EXERCISE DETAILS:
Where a line contains the word "product", copy that line in full.

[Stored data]
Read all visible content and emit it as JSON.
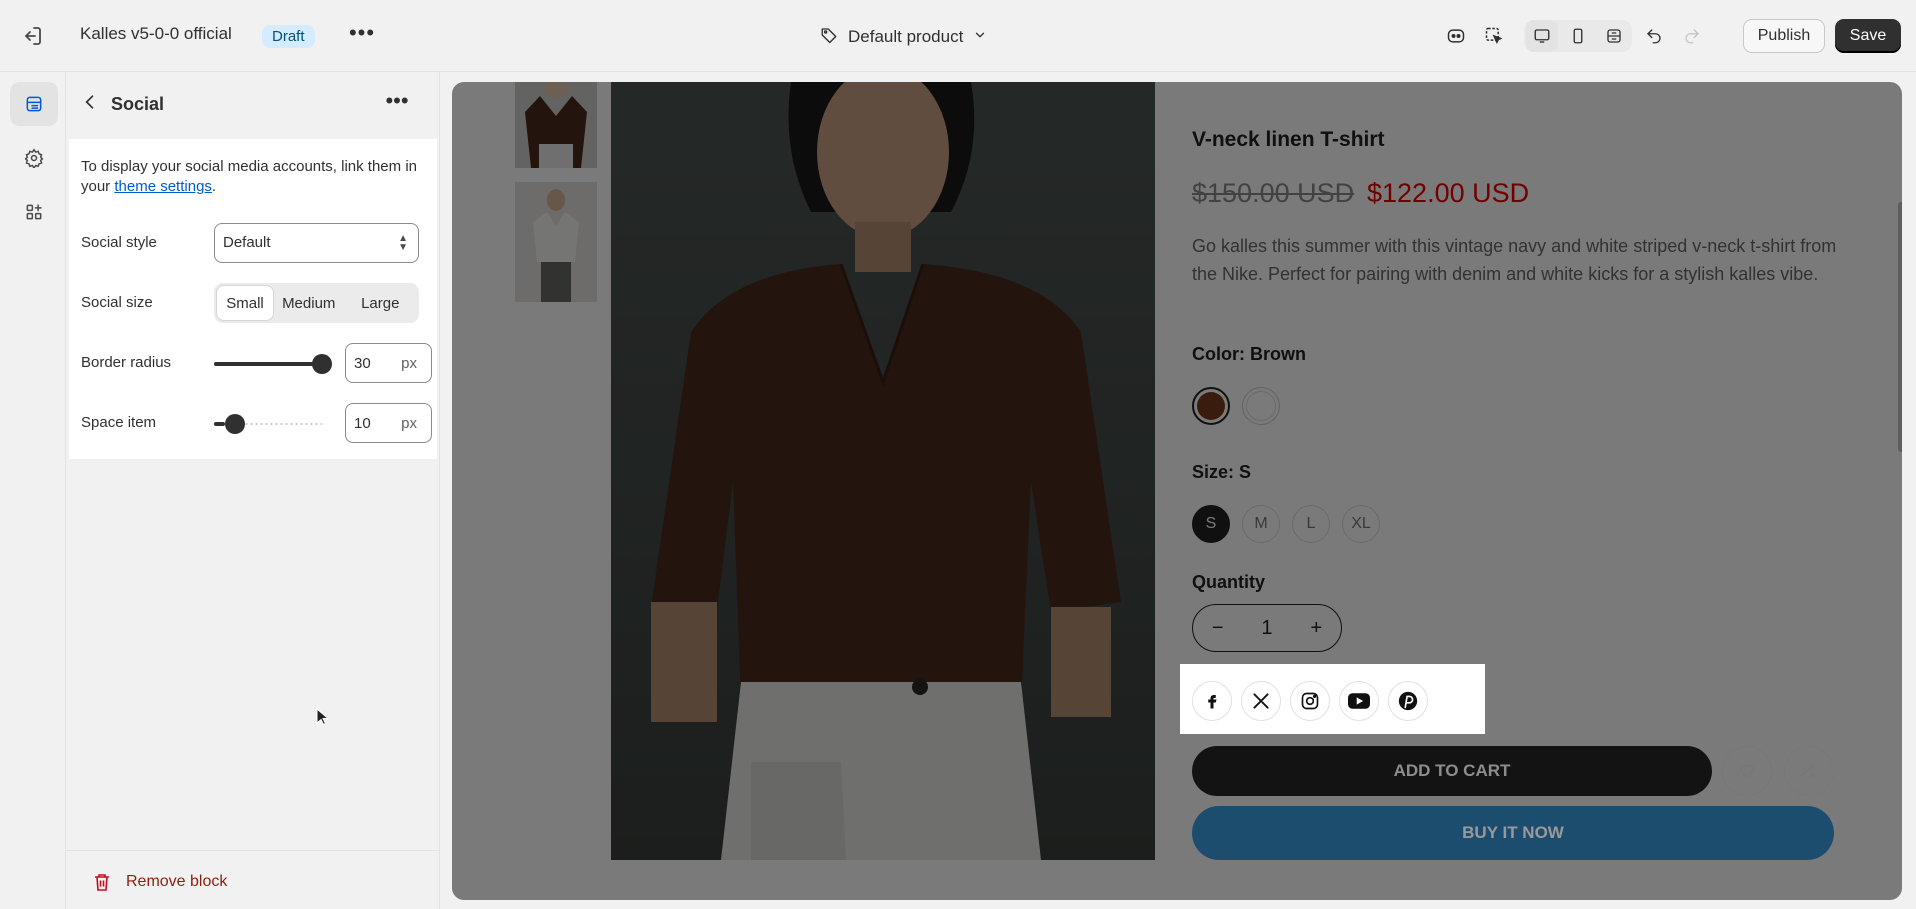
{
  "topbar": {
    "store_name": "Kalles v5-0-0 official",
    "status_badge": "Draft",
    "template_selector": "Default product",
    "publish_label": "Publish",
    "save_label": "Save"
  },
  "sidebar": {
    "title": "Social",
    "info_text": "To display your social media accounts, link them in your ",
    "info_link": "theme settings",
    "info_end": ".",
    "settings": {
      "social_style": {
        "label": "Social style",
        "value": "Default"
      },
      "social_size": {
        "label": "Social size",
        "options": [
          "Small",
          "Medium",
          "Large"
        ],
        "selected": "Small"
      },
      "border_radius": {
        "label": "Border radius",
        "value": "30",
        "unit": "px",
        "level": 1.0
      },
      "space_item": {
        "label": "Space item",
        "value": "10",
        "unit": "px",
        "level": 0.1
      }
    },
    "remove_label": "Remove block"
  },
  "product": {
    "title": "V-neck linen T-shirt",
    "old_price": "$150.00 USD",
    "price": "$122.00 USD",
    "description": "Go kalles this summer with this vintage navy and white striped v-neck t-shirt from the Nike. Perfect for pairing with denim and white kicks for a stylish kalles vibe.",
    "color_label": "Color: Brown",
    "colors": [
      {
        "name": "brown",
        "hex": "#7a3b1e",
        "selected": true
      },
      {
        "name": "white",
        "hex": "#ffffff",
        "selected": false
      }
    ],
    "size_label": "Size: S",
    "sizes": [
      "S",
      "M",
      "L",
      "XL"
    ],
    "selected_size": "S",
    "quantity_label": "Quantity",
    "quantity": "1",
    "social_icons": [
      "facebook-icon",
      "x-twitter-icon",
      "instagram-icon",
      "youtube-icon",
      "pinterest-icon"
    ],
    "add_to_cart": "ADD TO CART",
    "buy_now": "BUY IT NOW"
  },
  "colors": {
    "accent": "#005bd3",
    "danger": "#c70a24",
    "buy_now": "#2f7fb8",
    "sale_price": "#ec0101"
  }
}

SOLUTION TO THE PROBLEM:
    "template_selector": "Default product",
  "product": {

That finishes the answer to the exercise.